--- Data entries ---
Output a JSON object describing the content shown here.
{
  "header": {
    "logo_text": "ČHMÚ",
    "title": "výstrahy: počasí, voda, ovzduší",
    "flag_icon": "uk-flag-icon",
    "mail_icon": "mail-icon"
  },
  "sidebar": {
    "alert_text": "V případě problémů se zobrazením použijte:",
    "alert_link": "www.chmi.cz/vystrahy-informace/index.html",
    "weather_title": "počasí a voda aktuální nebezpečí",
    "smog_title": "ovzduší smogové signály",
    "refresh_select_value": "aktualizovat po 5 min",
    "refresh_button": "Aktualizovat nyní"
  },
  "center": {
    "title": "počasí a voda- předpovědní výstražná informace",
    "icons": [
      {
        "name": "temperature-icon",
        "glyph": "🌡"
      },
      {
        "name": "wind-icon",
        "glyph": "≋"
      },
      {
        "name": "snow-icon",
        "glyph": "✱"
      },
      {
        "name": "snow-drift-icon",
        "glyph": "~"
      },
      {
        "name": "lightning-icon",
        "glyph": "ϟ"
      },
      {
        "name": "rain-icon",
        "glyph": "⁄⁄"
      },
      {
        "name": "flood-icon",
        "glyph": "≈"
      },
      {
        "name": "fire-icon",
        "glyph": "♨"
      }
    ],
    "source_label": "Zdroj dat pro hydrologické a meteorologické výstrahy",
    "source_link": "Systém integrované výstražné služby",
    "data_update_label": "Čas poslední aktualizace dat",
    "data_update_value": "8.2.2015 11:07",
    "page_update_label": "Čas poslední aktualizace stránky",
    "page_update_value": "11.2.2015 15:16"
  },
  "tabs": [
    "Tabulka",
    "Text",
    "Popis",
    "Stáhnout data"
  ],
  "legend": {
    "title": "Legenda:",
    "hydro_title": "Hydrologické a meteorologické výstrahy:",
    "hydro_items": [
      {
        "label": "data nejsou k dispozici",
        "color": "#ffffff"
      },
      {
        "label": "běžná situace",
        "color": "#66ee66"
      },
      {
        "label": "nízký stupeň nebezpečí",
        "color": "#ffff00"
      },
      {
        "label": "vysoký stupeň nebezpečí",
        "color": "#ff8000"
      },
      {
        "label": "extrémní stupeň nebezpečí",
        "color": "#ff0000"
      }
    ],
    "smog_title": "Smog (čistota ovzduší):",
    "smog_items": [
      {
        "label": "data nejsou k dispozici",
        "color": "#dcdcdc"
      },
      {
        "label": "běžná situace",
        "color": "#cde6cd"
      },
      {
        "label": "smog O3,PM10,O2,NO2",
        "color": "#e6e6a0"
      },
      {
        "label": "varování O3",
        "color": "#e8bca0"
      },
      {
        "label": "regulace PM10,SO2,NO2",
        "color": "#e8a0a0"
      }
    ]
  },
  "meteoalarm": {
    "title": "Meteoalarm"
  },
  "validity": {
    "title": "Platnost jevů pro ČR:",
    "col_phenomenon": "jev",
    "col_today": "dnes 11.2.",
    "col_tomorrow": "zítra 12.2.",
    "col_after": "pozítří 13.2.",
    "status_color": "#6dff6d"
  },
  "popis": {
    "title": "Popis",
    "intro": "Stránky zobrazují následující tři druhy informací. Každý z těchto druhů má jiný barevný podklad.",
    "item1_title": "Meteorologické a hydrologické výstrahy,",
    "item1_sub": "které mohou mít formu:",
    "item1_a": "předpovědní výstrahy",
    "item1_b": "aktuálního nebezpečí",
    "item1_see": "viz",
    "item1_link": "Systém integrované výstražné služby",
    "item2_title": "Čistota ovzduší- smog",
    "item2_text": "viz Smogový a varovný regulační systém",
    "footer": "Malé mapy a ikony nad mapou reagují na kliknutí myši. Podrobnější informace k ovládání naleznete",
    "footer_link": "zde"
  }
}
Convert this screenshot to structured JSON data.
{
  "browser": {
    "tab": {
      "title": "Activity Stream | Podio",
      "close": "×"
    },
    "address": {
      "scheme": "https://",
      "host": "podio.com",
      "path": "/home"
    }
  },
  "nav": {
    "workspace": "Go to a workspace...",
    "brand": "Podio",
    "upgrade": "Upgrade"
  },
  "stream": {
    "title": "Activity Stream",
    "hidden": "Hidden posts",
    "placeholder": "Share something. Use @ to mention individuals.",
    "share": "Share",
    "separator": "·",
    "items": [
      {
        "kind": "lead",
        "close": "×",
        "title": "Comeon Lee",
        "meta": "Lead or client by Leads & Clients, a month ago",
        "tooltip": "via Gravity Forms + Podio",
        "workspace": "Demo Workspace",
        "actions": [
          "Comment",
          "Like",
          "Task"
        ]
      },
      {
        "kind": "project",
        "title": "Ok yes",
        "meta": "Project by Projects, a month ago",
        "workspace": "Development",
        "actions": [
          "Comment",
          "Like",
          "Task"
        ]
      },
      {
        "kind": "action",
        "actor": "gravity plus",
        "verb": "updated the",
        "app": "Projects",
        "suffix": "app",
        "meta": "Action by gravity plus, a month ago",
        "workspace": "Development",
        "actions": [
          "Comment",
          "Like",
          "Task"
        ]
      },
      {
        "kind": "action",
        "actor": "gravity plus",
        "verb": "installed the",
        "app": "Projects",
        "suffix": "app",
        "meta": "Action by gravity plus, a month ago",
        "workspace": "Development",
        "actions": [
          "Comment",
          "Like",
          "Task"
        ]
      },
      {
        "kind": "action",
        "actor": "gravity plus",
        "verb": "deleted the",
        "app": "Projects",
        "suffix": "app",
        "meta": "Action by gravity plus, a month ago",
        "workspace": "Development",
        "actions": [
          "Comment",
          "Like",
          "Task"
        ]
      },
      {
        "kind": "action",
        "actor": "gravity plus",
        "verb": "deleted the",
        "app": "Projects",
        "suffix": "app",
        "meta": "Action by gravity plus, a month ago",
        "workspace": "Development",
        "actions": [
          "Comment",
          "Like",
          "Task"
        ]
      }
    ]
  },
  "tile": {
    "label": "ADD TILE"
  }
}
---
:: Problem to work on ::
Return all lines of the material above in which the word "JSON" occurs.

:: Task answer ::
Output a JSON object describing the content shown here.
Convert this screenshot to structured JSON data.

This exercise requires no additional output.